┌──

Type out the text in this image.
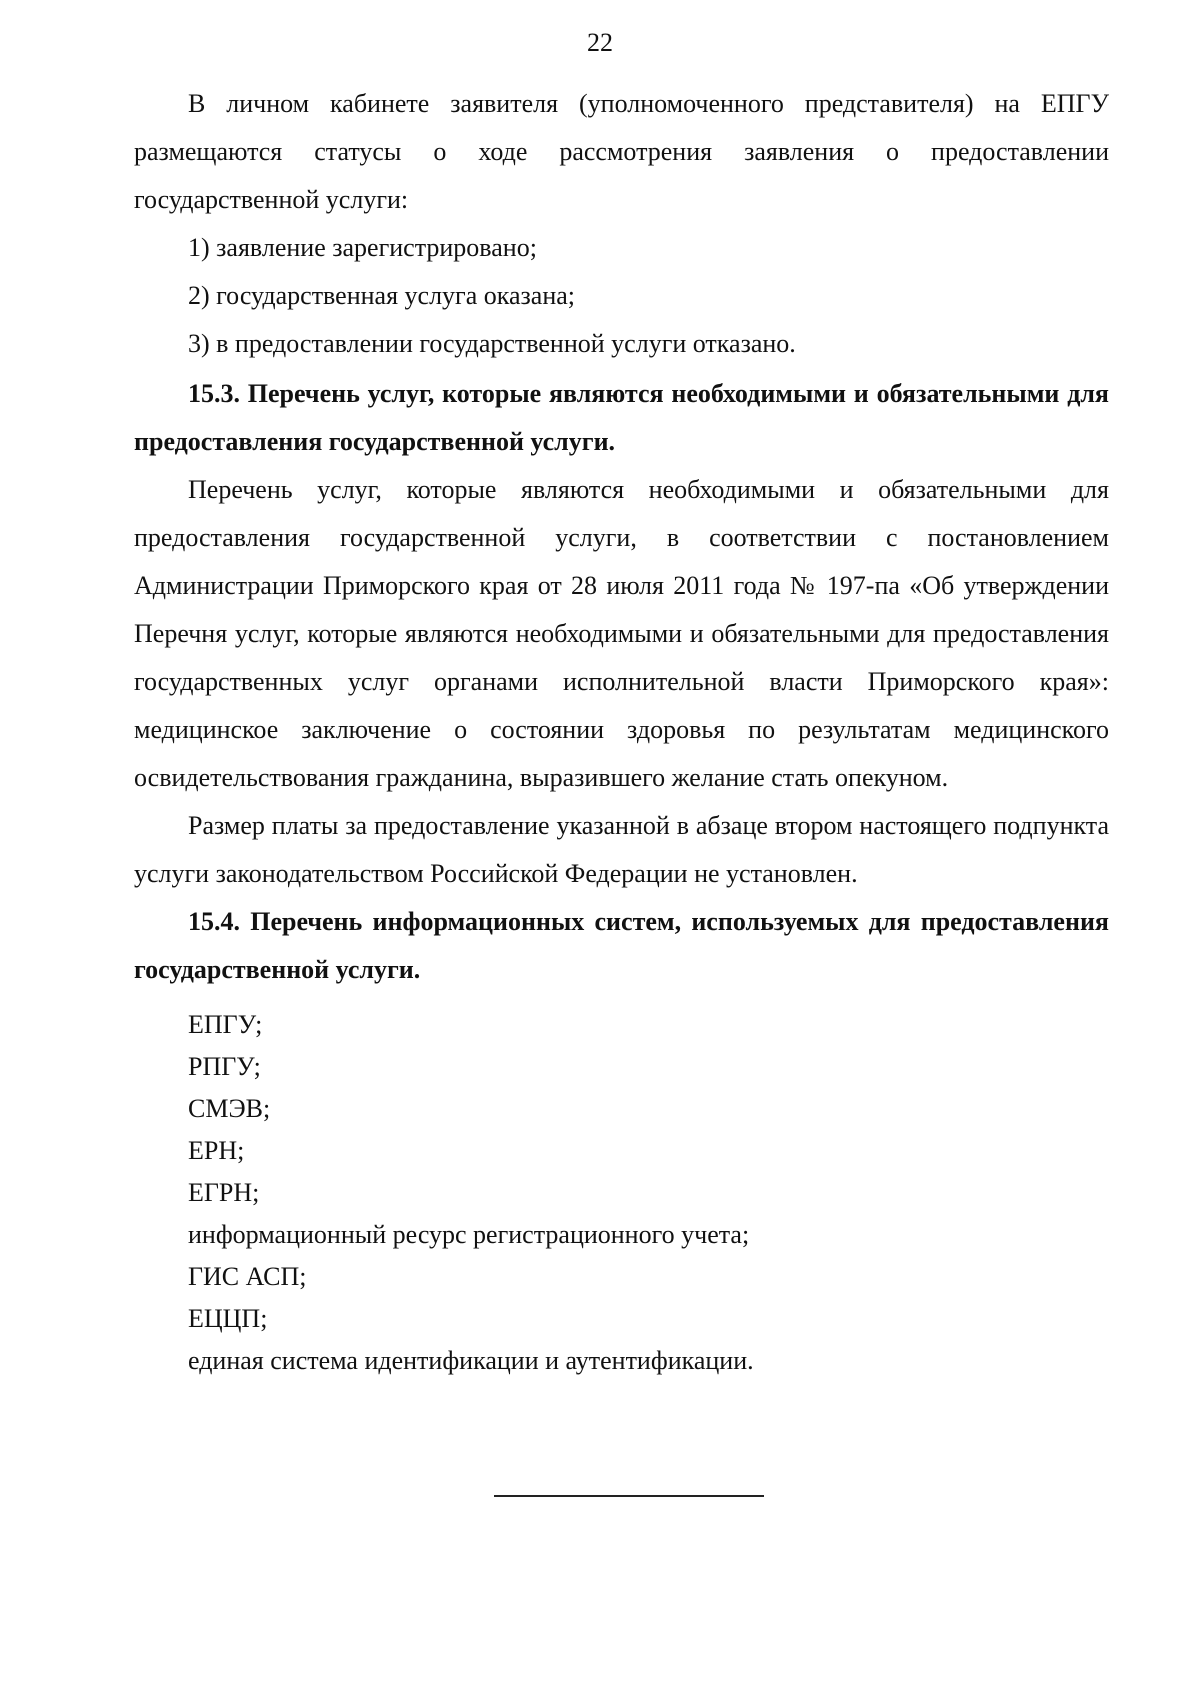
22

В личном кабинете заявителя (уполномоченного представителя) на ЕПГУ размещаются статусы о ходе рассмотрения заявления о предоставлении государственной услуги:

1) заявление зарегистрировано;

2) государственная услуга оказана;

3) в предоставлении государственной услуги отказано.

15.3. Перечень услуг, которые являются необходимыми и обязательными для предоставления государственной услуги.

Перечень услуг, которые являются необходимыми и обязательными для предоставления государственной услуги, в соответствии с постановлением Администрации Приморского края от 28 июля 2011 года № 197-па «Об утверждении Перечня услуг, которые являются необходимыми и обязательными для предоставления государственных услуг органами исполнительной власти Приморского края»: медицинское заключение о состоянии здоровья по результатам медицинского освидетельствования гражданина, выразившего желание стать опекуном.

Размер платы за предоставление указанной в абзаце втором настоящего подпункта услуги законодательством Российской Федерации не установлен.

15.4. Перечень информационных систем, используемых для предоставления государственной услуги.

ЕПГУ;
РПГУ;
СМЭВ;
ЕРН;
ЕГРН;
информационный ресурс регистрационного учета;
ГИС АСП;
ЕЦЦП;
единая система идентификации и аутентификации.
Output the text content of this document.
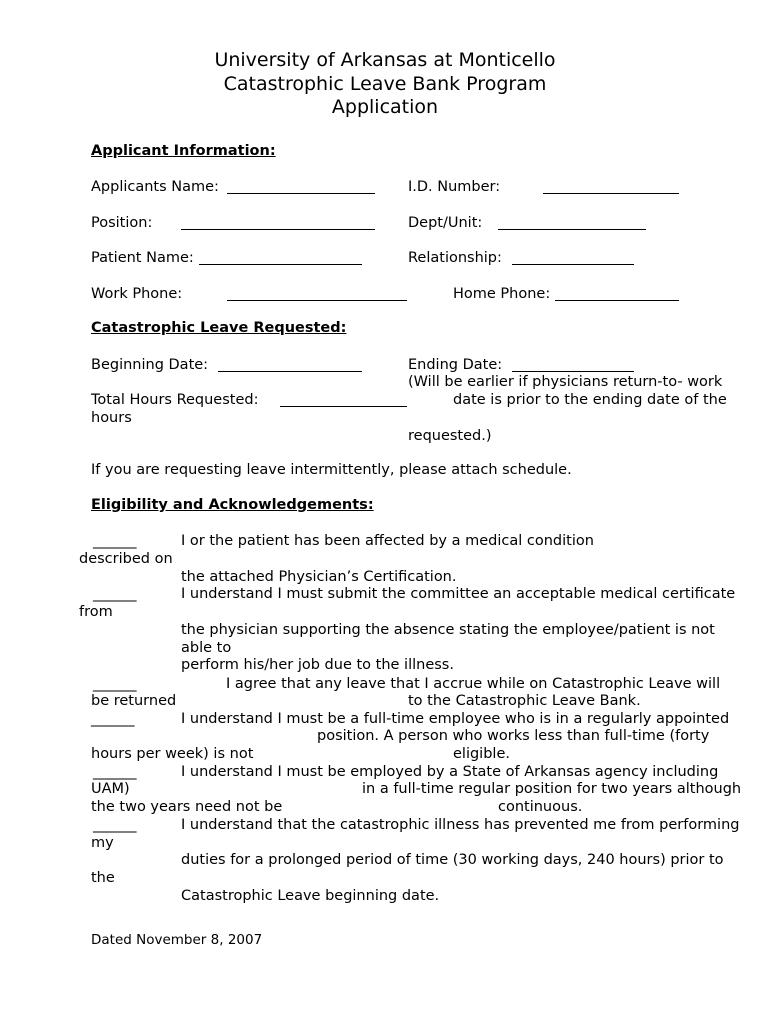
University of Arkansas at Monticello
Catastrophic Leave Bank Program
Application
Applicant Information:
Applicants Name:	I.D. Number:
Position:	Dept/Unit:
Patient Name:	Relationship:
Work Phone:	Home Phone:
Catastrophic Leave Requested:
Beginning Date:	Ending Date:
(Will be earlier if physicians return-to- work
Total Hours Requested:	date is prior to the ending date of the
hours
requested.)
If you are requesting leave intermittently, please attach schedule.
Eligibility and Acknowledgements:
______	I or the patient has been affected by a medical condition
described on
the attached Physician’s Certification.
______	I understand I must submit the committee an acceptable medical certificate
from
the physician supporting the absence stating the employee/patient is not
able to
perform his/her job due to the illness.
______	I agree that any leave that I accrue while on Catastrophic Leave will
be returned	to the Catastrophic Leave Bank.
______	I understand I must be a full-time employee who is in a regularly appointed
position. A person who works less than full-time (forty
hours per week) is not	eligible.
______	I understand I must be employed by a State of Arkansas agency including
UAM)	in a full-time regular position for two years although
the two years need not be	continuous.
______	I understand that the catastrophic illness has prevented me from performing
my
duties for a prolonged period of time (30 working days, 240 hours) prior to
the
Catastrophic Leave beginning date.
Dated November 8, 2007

└──

WRITTEN TASK: Using the listing above, list every line in which the string "this" occurs.

ANSWER TO THE TASK:
Type out the text in this image.
Output the text content of this document.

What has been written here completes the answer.